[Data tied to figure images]

— Start —

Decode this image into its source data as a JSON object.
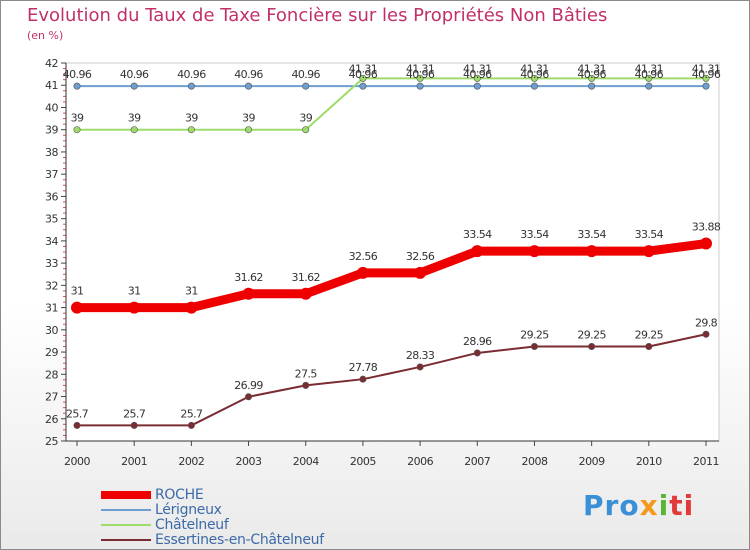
{
  "chart_data": {
    "type": "line",
    "title": "Evolution du Taux de Taxe Foncière sur les Propriétés Non Bâties",
    "unit_label": "(en %)",
    "xlabel": "",
    "ylabel": "(en %)",
    "ylim": [
      25,
      42
    ],
    "grid": false,
    "legend_position": "bottom-left",
    "categories": [
      "2000",
      "2001",
      "2002",
      "2003",
      "2004",
      "2005",
      "2006",
      "2007",
      "2008",
      "2009",
      "2010",
      "2011"
    ],
    "yticks": [
      25,
      26,
      27,
      28,
      29,
      30,
      31,
      32,
      33,
      34,
      35,
      36,
      37,
      38,
      39,
      40,
      41,
      42
    ],
    "series": [
      {
        "name": "ROCHE",
        "color": "#ee0000",
        "values": [
          31,
          31,
          31,
          31.62,
          31.62,
          32.56,
          32.56,
          33.54,
          33.54,
          33.54,
          33.54,
          33.88
        ],
        "labels": [
          "31",
          "31",
          "31",
          "31.62",
          "31.62",
          "32.56",
          "32.56",
          "33.54",
          "33.54",
          "33.54",
          "33.54",
          "33.88"
        ]
      },
      {
        "name": "Lérigneux",
        "color": "#6e9fd0",
        "values": [
          40.96,
          40.96,
          40.96,
          40.96,
          40.96,
          40.96,
          40.96,
          40.96,
          40.96,
          40.96,
          40.96,
          40.96
        ],
        "labels": [
          "40.96",
          "40.96",
          "40.96",
          "40.96",
          "40.96",
          "40.96",
          "40.96",
          "40.96",
          "40.96",
          "40.96",
          "40.96",
          "40.96"
        ]
      },
      {
        "name": "Châtelneuf",
        "color": "#9edc6a",
        "values": [
          39,
          39,
          39,
          39,
          39,
          41.31,
          41.31,
          41.31,
          41.31,
          41.31,
          41.31,
          41.31
        ],
        "labels": [
          "39",
          "39",
          "39",
          "39",
          "39",
          "41.31",
          "41.31",
          "41.31",
          "41.31",
          "41.31",
          "41.31",
          "41.31"
        ]
      },
      {
        "name": "Essertines-en-Châtelneuf",
        "color": "#7a2c32",
        "values": [
          25.7,
          25.7,
          25.7,
          26.99,
          27.5,
          27.78,
          28.33,
          28.96,
          29.25,
          29.25,
          29.25,
          29.8
        ],
        "labels": [
          "25.7",
          "25.7",
          "25.7",
          "26.99",
          "27.5",
          "27.78",
          "28.33",
          "28.96",
          "29.25",
          "29.25",
          "29.25",
          "29.8"
        ]
      }
    ]
  },
  "branding": {
    "logo_text": [
      "Pro",
      "x",
      "i",
      "ti"
    ]
  }
}
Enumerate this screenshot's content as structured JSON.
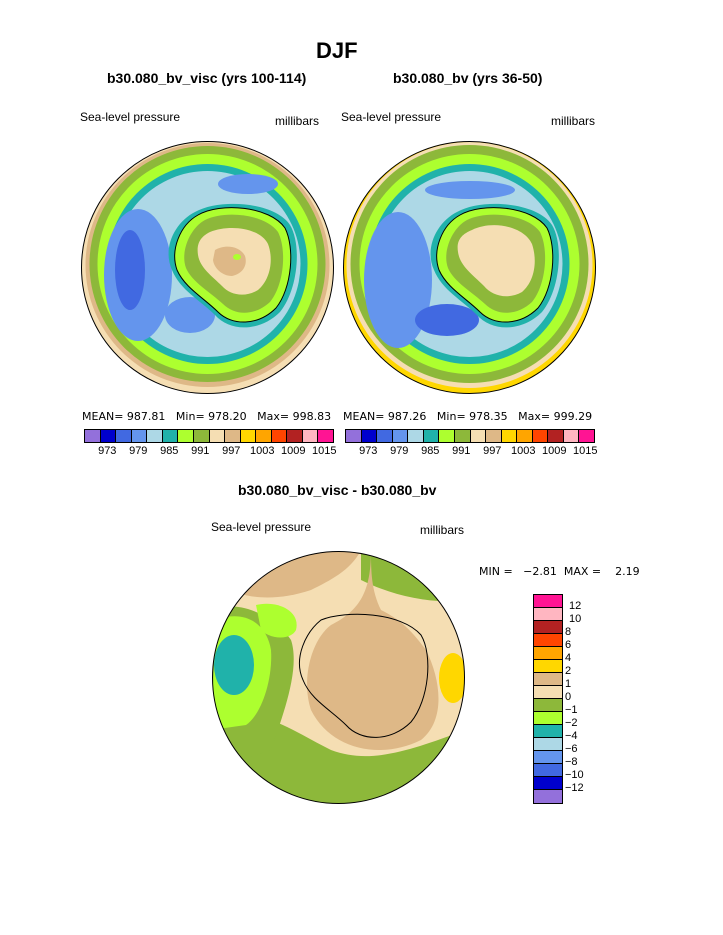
{
  "title": "DJF",
  "panels": [
    {
      "heading": "b30.080_bv_visc (yrs 100-114)",
      "left_label": "Sea-level pressure",
      "right_label": "millibars",
      "stats": {
        "mean_label": "MEAN=",
        "mean": "987.81",
        "min_label": "Min=",
        "min": "978.20",
        "max_label": "Max=",
        "max": "998.83"
      }
    },
    {
      "heading": "b30.080_bv (yrs 36-50)",
      "left_label": "Sea-level pressure",
      "right_label": "millibars",
      "stats": {
        "mean_label": "MEAN=",
        "mean": "987.26",
        "min_label": "Min=",
        "min": "978.35",
        "max_label": "Max=",
        "max": "999.29"
      }
    }
  ],
  "top_colorbar": {
    "colors": [
      "#9370db",
      "#0000cd",
      "#4169e1",
      "#6495ed",
      "#add8e6",
      "#20b2aa",
      "#adff2f",
      "#8db83a",
      "#f5deb3",
      "#deb887",
      "#ffd700",
      "#ffa500",
      "#ff4500",
      "#b22222",
      "#ffb6c1",
      "#ff1493"
    ],
    "labels": [
      "973",
      "979",
      "985",
      "991",
      "997",
      "1003",
      "1009",
      "1015"
    ]
  },
  "diff_panel": {
    "heading": "b30.080_bv_visc - b30.080_bv",
    "left_label": "Sea-level pressure",
    "right_label": "millibars",
    "stats": "MIN =   −2.81  MAX =    2.19"
  },
  "diff_colorbar": {
    "colors": [
      "#ff1493",
      "#ffb6c1",
      "#b22222",
      "#ff4500",
      "#ffa500",
      "#ffd700",
      "#deb887",
      "#f5deb3",
      "#8db83a",
      "#adff2f",
      "#20b2aa",
      "#add8e6",
      "#6495ed",
      "#4169e1",
      "#0000cd",
      "#9370db"
    ],
    "labels": [
      "12",
      "10",
      "8",
      "6",
      "4",
      "2",
      "1",
      "0",
      "−1",
      "−2",
      "−4",
      "−6",
      "−8",
      "−10",
      "−12"
    ]
  }
}
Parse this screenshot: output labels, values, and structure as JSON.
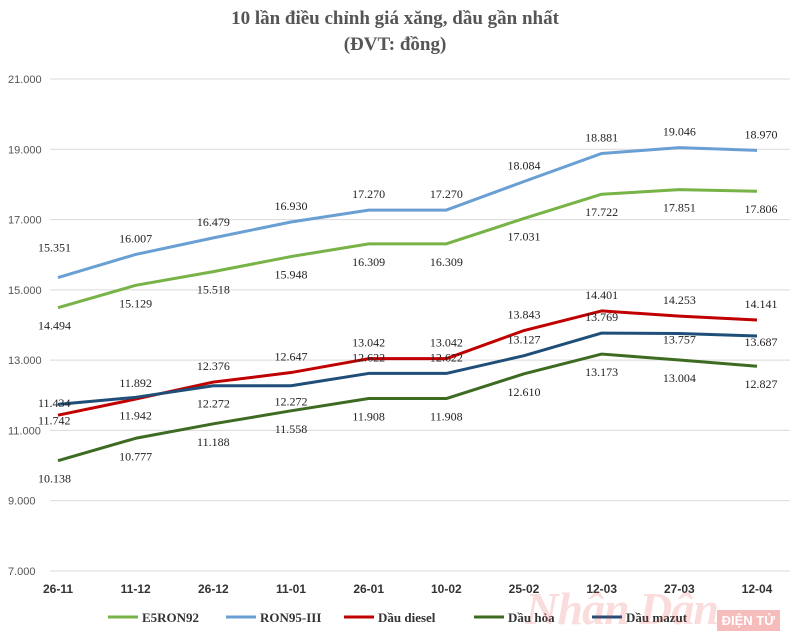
{
  "chart_data": {
    "type": "line",
    "title": "10 lần điều chỉnh giá xăng, dầu gần nhất",
    "subtitle": "(ĐVT: đồng)",
    "categories": [
      "26-11",
      "11-12",
      "26-12",
      "11-01",
      "26-01",
      "10-02",
      "25-02",
      "12-03",
      "27-03",
      "12-04"
    ],
    "ylim": [
      7000,
      21000
    ],
    "yticks": [
      "7.000",
      "9.000",
      "11.000",
      "13.000",
      "15.000",
      "17.000",
      "19.000",
      "21.000"
    ],
    "grid": true,
    "legend": "bottom",
    "series": [
      {
        "name": "E5RON92",
        "color": "#77b347",
        "values": [
          14494,
          15129,
          15518,
          15948,
          16309,
          16309,
          17031,
          17722,
          17851,
          17806
        ],
        "labels": [
          "14.494",
          "15.129",
          "15.518",
          "15.948",
          "16.309",
          "16.309",
          "17.031",
          "17.722",
          "17.851",
          "17.806"
        ]
      },
      {
        "name": "RON95-III",
        "color": "#6a9fd4",
        "values": [
          15351,
          16007,
          16479,
          16930,
          17270,
          17270,
          18084,
          18881,
          19046,
          18970
        ],
        "labels": [
          "15.351",
          "16.007",
          "16.479",
          "16.930",
          "17.270",
          "17.270",
          "18.084",
          "18.881",
          "19.046",
          "18.970"
        ]
      },
      {
        "name": "Dầu diesel",
        "color": "#c00000",
        "values": [
          11434,
          11892,
          12376,
          12647,
          13042,
          13042,
          13843,
          14401,
          14253,
          14141
        ],
        "labels": [
          "11.434",
          "11.892",
          "12.376",
          "12.647",
          "13.042",
          "13.042",
          "13.843",
          "14.401",
          "14.253",
          "14.141"
        ]
      },
      {
        "name": "Dầu hỏa",
        "color": "#3d6b22",
        "values": [
          10138,
          10777,
          11188,
          11558,
          11908,
          11908,
          12610,
          13173,
          13004,
          12827
        ],
        "labels": [
          "10.138",
          "10.777",
          "11.188",
          "11.558",
          "11.908",
          "11.908",
          "12.610",
          "13.173",
          "13.004",
          "12.827"
        ]
      },
      {
        "name": "Dầu mazut",
        "color": "#1f4e79",
        "values": [
          11742,
          11942,
          12272,
          12272,
          12622,
          12622,
          13127,
          13769,
          13757,
          13687
        ],
        "labels": [
          "11.742",
          "11.942",
          "12.272",
          "12.272",
          "12.622",
          "12.622",
          "13.127",
          "13.769",
          "13.757",
          "13.687"
        ]
      }
    ]
  },
  "watermark": {
    "logo_text": "Nhân Dân",
    "badge_text": "ĐIỆN TỬ"
  }
}
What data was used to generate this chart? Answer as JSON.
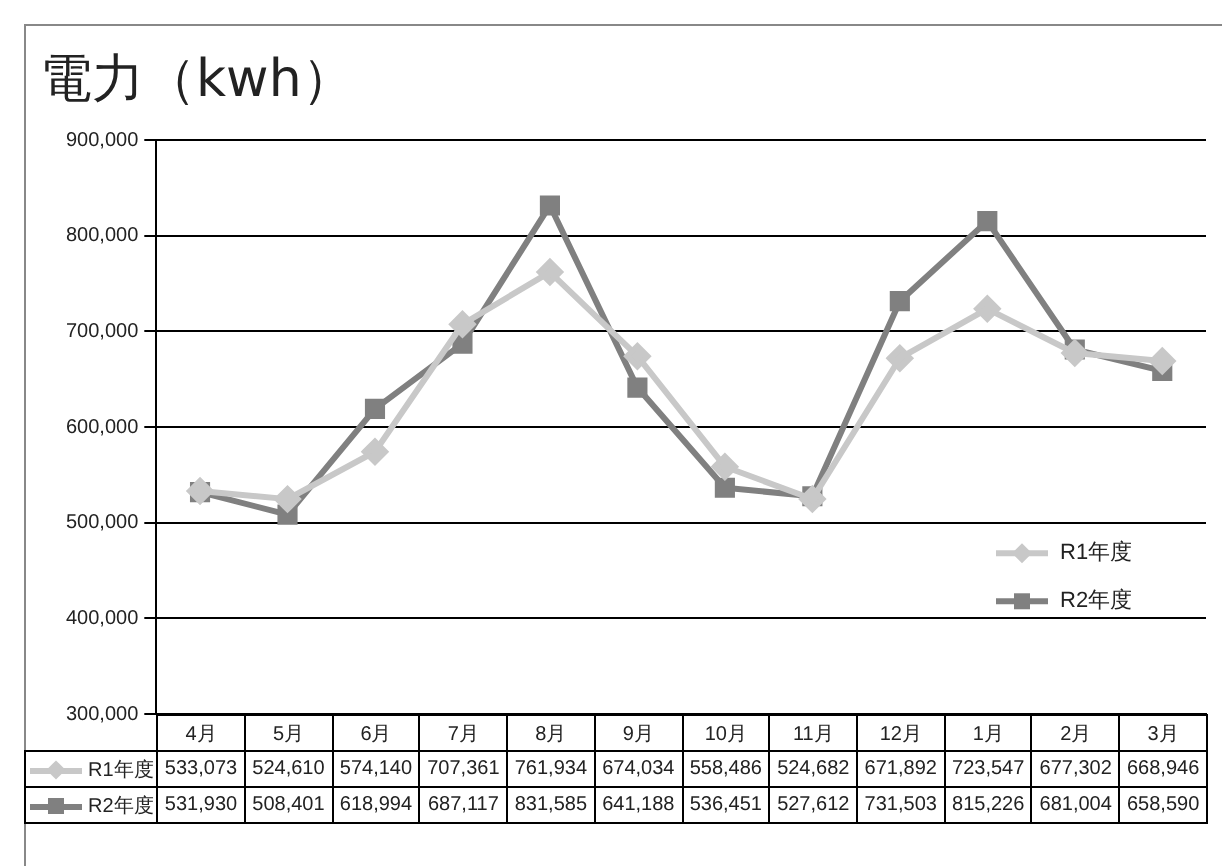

— End —

*Exercise task*: Omitting all images, print the listing exactly.

*Written response*:
Decode this image into its source data as a JSON object.
{
  "chart_data": {
    "type": "line",
    "title": "Evolution du Taux de Taxe Foncière sur les Propriétés Non Bâties",
    "unit_label": "(en %)",
    "xlabel": "",
    "ylabel": "(en %)",
    "ylim": [
      25,
      42
    ],
    "grid": false,
    "legend_position": "bottom-left",
    "categories": [
      "2000",
      "2001",
      "2002",
      "2003",
      "2004",
      "2005",
      "2006",
      "2007",
      "2008",
      "2009",
      "2010",
      "2011"
    ],
    "yticks": [
      25,
      26,
      27,
      28,
      29,
      30,
      31,
      32,
      33,
      34,
      35,
      36,
      37,
      38,
      39,
      40,
      41,
      42
    ],
    "series": [
      {
        "name": "ROCHE",
        "color": "#ee0000",
        "values": [
          31,
          31,
          31,
          31.62,
          31.62,
          32.56,
          32.56,
          33.54,
          33.54,
          33.54,
          33.54,
          33.88
        ],
        "labels": [
          "31",
          "31",
          "31",
          "31.62",
          "31.62",
          "32.56",
          "32.56",
          "33.54",
          "33.54",
          "33.54",
          "33.54",
          "33.88"
        ]
      },
      {
        "name": "Lérigneux",
        "color": "#6e9fd0",
        "values": [
          40.96,
          40.96,
          40.96,
          40.96,
          40.96,
          40.96,
          40.96,
          40.96,
          40.96,
          40.96,
          40.96,
          40.96
        ],
        "labels": [
          "40.96",
          "40.96",
          "40.96",
          "40.96",
          "40.96",
          "40.96",
          "40.96",
          "40.96",
          "40.96",
          "40.96",
          "40.96",
          "40.96"
        ]
      },
      {
        "name": "Châtelneuf",
        "color": "#9edc6a",
        "values": [
          39,
          39,
          39,
          39,
          39,
          41.31,
          41.31,
          41.31,
          41.31,
          41.31,
          41.31,
          41.31
        ],
        "labels": [
          "39",
          "39",
          "39",
          "39",
          "39",
          "41.31",
          "41.31",
          "41.31",
          "41.31",
          "41.31",
          "41.31",
          "41.31"
        ]
      },
      {
        "name": "Essertines-en-Châtelneuf",
        "color": "#7a2c32",
        "values": [
          25.7,
          25.7,
          25.7,
          26.99,
          27.5,
          27.78,
          28.33,
          28.96,
          29.25,
          29.25,
          29.25,
          29.8
        ],
        "labels": [
          "25.7",
          "25.7",
          "25.7",
          "26.99",
          "27.5",
          "27.78",
          "28.33",
          "28.96",
          "29.25",
          "29.25",
          "29.25",
          "29.8"
        ]
      }
    ]
  },
  "branding": {
    "logo_text": [
      "Pro",
      "x",
      "i",
      "ti"
    ]
  }
}
Enumerate this screenshot's content as structured JSON.
{
  "title": "DJF",
  "panels": [
    {
      "heading": "b30.080_bv_visc (yrs 100-114)",
      "left_label": "Sea-level pressure",
      "right_label": "millibars",
      "stats": {
        "mean_label": "MEAN=",
        "mean": "987.81",
        "min_label": "Min=",
        "min": "978.20",
        "max_label": "Max=",
        "max": "998.83"
      }
    },
    {
      "heading": "b30.080_bv (yrs 36-50)",
      "left_label": "Sea-level pressure",
      "right_label": "millibars",
      "stats": {
        "mean_label": "MEAN=",
        "mean": "987.26",
        "min_label": "Min=",
        "min": "978.35",
        "max_label": "Max=",
        "max": "999.29"
      }
    }
  ],
  "top_colorbar": {
    "colors": [
      "#9370db",
      "#0000cd",
      "#4169e1",
      "#6495ed",
      "#add8e6",
      "#20b2aa",
      "#adff2f",
      "#8db83a",
      "#f5deb3",
      "#deb887",
      "#ffd700",
      "#ffa500",
      "#ff4500",
      "#b22222",
      "#ffb6c1",
      "#ff1493"
    ],
    "labels": [
      "973",
      "979",
      "985",
      "991",
      "997",
      "1003",
      "1009",
      "1015"
    ]
  },
  "diff_panel": {
    "heading": "b30.080_bv_visc - b30.080_bv",
    "left_label": "Sea-level pressure",
    "right_label": "millibars",
    "stats": "MIN =   −2.81  MAX =    2.19"
  },
  "diff_colorbar": {
    "colors": [
      "#ff1493",
      "#ffb6c1",
      "#b22222",
      "#ff4500",
      "#ffa500",
      "#ffd700",
      "#deb887",
      "#f5deb3",
      "#8db83a",
      "#adff2f",
      "#20b2aa",
      "#add8e6",
      "#6495ed",
      "#4169e1",
      "#0000cd",
      "#9370db"
    ],
    "labels": [
      "12",
      "10",
      "8",
      "6",
      "4",
      "2",
      "1",
      "0",
      "−1",
      "−2",
      "−4",
      "−6",
      "−8",
      "−10",
      "−12"
    ]
  }
}
Parse this screenshot: output labels, values, and structure as JSON.
{
  "chart_data": {
    "type": "line",
    "title": "10 lần điều chỉnh giá xăng, dầu gần nhất",
    "subtitle": "(ĐVT: đồng)",
    "categories": [
      "26-11",
      "11-12",
      "26-12",
      "11-01",
      "26-01",
      "10-02",
      "25-02",
      "12-03",
      "27-03",
      "12-04"
    ],
    "ylim": [
      7000,
      21000
    ],
    "yticks": [
      "7.000",
      "9.000",
      "11.000",
      "13.000",
      "15.000",
      "17.000",
      "19.000",
      "21.000"
    ],
    "grid": true,
    "legend": "bottom",
    "series": [
      {
        "name": "E5RON92",
        "color": "#77b347",
        "values": [
          14494,
          15129,
          15518,
          15948,
          16309,
          16309,
          17031,
          17722,
          17851,
          17806
        ],
        "labels": [
          "14.494",
          "15.129",
          "15.518",
          "15.948",
          "16.309",
          "16.309",
          "17.031",
          "17.722",
          "17.851",
          "17.806"
        ]
      },
      {
        "name": "RON95-III",
        "color": "#6a9fd4",
        "values": [
          15351,
          16007,
          16479,
          16930,
          17270,
          17270,
          18084,
          18881,
          19046,
          18970
        ],
        "labels": [
          "15.351",
          "16.007",
          "16.479",
          "16.930",
          "17.270",
          "17.270",
          "18.084",
          "18.881",
          "19.046",
          "18.970"
        ]
      },
      {
        "name": "Dầu diesel",
        "color": "#c00000",
        "values": [
          11434,
          11892,
          12376,
          12647,
          13042,
          13042,
          13843,
          14401,
          14253,
          14141
        ],
        "labels": [
          "11.434",
          "11.892",
          "12.376",
          "12.647",
          "13.042",
          "13.042",
          "13.843",
          "14.401",
          "14.253",
          "14.141"
        ]
      },
      {
        "name": "Dầu hỏa",
        "color": "#3d6b22",
        "values": [
          10138,
          10777,
          11188,
          11558,
          11908,
          11908,
          12610,
          13173,
          13004,
          12827
        ],
        "labels": [
          "10.138",
          "10.777",
          "11.188",
          "11.558",
          "11.908",
          "11.908",
          "12.610",
          "13.173",
          "13.004",
          "12.827"
        ]
      },
      {
        "name": "Dầu mazut",
        "color": "#1f4e79",
        "values": [
          11742,
          11942,
          12272,
          12272,
          12622,
          12622,
          13127,
          13769,
          13757,
          13687
        ],
        "labels": [
          "11.742",
          "11.942",
          "12.272",
          "12.272",
          "12.622",
          "12.622",
          "13.127",
          "13.769",
          "13.757",
          "13.687"
        ]
      }
    ]
  },
  "watermark": {
    "logo_text": "Nhân Dân",
    "badge_text": "ĐIỆN TỬ"
  }
}
What data was used to generate this chart? Answer as JSON.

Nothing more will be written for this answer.